=== RECORD SET ===
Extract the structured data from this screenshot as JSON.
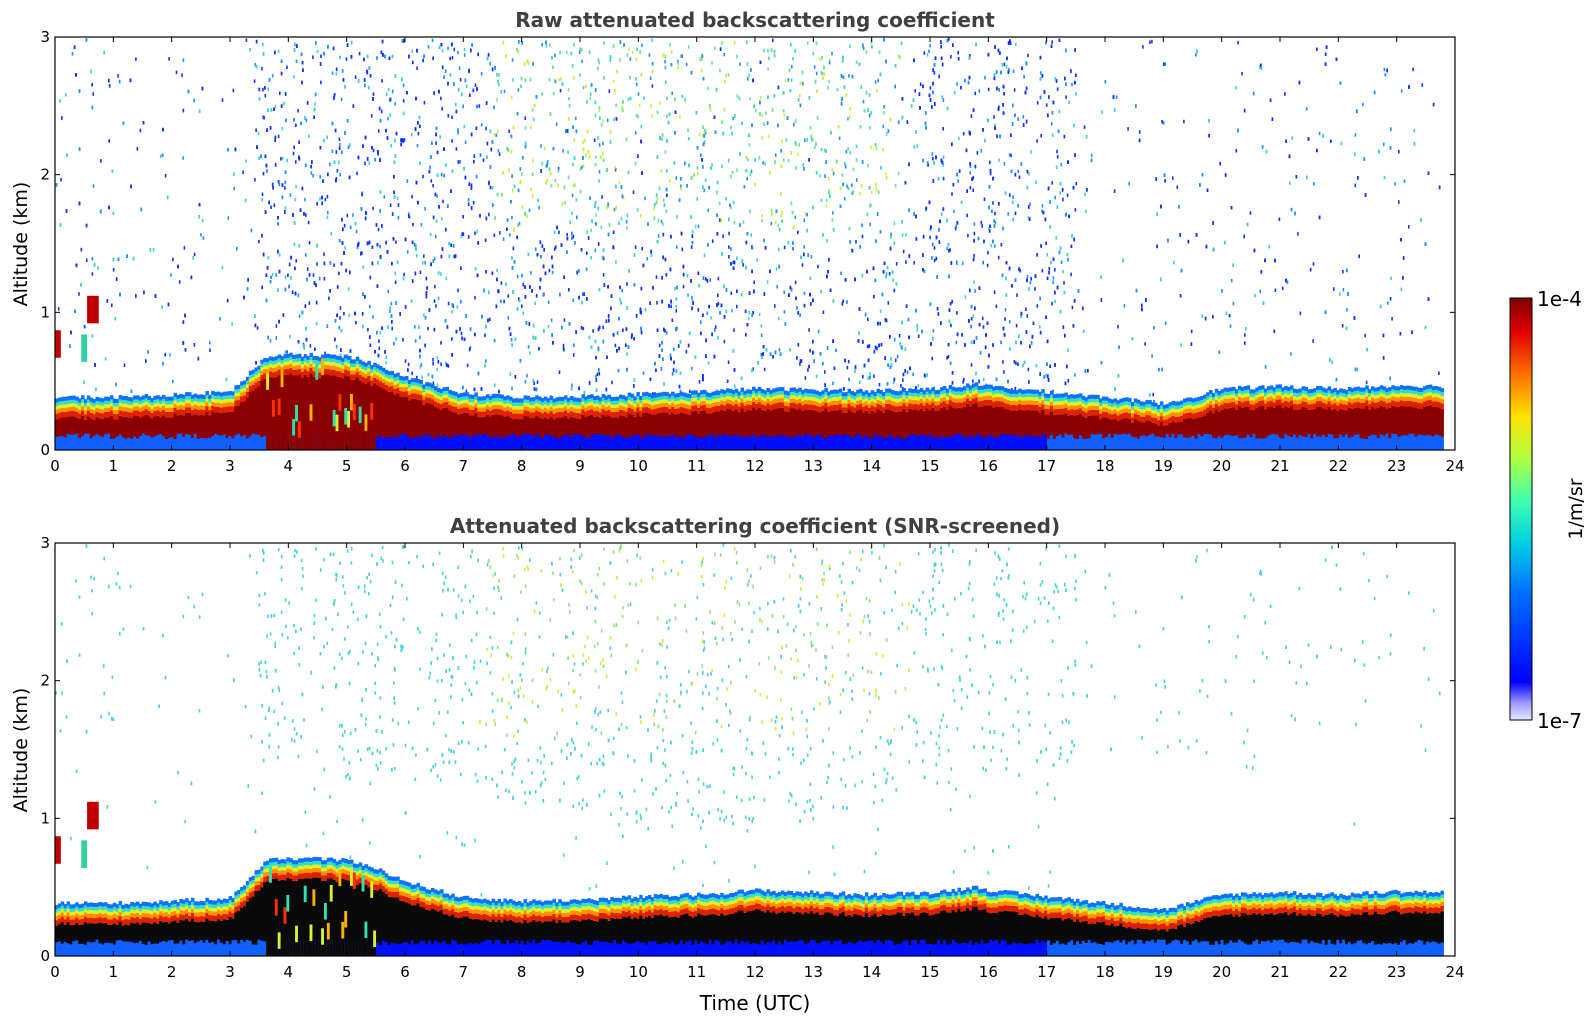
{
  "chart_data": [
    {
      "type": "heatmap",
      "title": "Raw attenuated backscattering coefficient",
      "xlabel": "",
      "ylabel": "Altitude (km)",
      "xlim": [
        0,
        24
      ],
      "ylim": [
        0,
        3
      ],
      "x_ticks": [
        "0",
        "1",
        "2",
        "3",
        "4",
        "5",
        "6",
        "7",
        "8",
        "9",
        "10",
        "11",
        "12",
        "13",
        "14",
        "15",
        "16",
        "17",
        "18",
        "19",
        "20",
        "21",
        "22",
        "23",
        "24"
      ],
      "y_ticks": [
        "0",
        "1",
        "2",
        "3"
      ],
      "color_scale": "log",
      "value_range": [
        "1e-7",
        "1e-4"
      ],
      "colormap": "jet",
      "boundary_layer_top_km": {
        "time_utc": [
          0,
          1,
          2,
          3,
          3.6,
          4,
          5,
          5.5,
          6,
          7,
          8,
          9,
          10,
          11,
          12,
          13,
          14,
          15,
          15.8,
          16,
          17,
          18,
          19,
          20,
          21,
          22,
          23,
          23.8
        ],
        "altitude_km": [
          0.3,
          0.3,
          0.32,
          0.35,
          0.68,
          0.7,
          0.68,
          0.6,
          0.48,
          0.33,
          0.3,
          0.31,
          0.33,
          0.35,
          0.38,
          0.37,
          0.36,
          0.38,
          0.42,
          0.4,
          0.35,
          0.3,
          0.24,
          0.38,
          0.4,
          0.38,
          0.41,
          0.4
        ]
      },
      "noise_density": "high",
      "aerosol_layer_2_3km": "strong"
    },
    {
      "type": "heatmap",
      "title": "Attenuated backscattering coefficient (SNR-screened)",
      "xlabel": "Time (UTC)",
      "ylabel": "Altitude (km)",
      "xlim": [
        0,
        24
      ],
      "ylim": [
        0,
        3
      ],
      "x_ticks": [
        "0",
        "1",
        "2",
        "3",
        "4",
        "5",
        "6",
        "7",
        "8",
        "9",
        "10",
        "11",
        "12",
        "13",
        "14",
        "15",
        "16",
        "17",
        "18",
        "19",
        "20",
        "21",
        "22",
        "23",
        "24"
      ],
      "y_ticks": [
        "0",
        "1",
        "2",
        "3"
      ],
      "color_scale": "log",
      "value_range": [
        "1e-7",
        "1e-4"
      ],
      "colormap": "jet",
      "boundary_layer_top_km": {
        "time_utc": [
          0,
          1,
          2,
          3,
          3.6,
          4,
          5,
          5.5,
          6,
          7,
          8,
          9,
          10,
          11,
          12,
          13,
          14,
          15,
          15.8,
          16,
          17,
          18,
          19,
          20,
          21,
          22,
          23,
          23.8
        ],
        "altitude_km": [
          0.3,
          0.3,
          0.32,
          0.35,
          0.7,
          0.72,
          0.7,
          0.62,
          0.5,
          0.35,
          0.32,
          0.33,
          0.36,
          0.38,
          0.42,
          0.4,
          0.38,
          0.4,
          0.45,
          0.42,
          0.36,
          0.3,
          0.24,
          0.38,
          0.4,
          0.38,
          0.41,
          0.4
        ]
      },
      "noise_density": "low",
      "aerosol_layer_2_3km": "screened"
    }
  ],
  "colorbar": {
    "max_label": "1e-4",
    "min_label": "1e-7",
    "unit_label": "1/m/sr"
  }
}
===
EXERCISE DETAILS :: All of the material above needs to be restated exactly, with no pictures.

OUTPUT BELOW ::
Extract the structured data from this screenshot as JSON.
{
  "chart_data": [
    {
      "type": "heatmap",
      "title": "Raw attenuated backscattering coefficient",
      "xlabel": "",
      "ylabel": "Altitude (km)",
      "xlim": [
        0,
        24
      ],
      "ylim": [
        0,
        3
      ],
      "x_ticks": [
        "0",
        "1",
        "2",
        "3",
        "4",
        "5",
        "6",
        "7",
        "8",
        "9",
        "10",
        "11",
        "12",
        "13",
        "14",
        "15",
        "16",
        "17",
        "18",
        "19",
        "20",
        "21",
        "22",
        "23",
        "24"
      ],
      "y_ticks": [
        "0",
        "1",
        "2",
        "3"
      ],
      "color_scale": "log",
      "value_range": [
        "1e-7",
        "1e-4"
      ],
      "colormap": "jet",
      "boundary_layer_top_km": {
        "time_utc": [
          0,
          1,
          2,
          3,
          3.6,
          4,
          5,
          5.5,
          6,
          7,
          8,
          9,
          10,
          11,
          12,
          13,
          14,
          15,
          15.8,
          16,
          17,
          18,
          19,
          20,
          21,
          22,
          23,
          23.8
        ],
        "altitude_km": [
          0.3,
          0.3,
          0.32,
          0.35,
          0.68,
          0.7,
          0.68,
          0.6,
          0.48,
          0.33,
          0.3,
          0.31,
          0.33,
          0.35,
          0.38,
          0.37,
          0.36,
          0.38,
          0.42,
          0.4,
          0.35,
          0.3,
          0.24,
          0.38,
          0.4,
          0.38,
          0.41,
          0.4
        ]
      },
      "noise_density": "high",
      "aerosol_layer_2_3km": "strong"
    },
    {
      "type": "heatmap",
      "title": "Attenuated backscattering coefficient (SNR-screened)",
      "xlabel": "Time (UTC)",
      "ylabel": "Altitude (km)",
      "xlim": [
        0,
        24
      ],
      "ylim": [
        0,
        3
      ],
      "x_ticks": [
        "0",
        "1",
        "2",
        "3",
        "4",
        "5",
        "6",
        "7",
        "8",
        "9",
        "10",
        "11",
        "12",
        "13",
        "14",
        "15",
        "16",
        "17",
        "18",
        "19",
        "20",
        "21",
        "22",
        "23",
        "24"
      ],
      "y_ticks": [
        "0",
        "1",
        "2",
        "3"
      ],
      "color_scale": "log",
      "value_range": [
        "1e-7",
        "1e-4"
      ],
      "colormap": "jet",
      "boundary_layer_top_km": {
        "time_utc": [
          0,
          1,
          2,
          3,
          3.6,
          4,
          5,
          5.5,
          6,
          7,
          8,
          9,
          10,
          11,
          12,
          13,
          14,
          15,
          15.8,
          16,
          17,
          18,
          19,
          20,
          21,
          22,
          23,
          23.8
        ],
        "altitude_km": [
          0.3,
          0.3,
          0.32,
          0.35,
          0.7,
          0.72,
          0.7,
          0.62,
          0.5,
          0.35,
          0.32,
          0.33,
          0.36,
          0.38,
          0.42,
          0.4,
          0.38,
          0.4,
          0.45,
          0.42,
          0.36,
          0.3,
          0.24,
          0.38,
          0.4,
          0.38,
          0.41,
          0.4
        ]
      },
      "noise_density": "low",
      "aerosol_layer_2_3km": "screened"
    }
  ],
  "colorbar": {
    "max_label": "1e-4",
    "min_label": "1e-7",
    "unit_label": "1/m/sr"
  }
}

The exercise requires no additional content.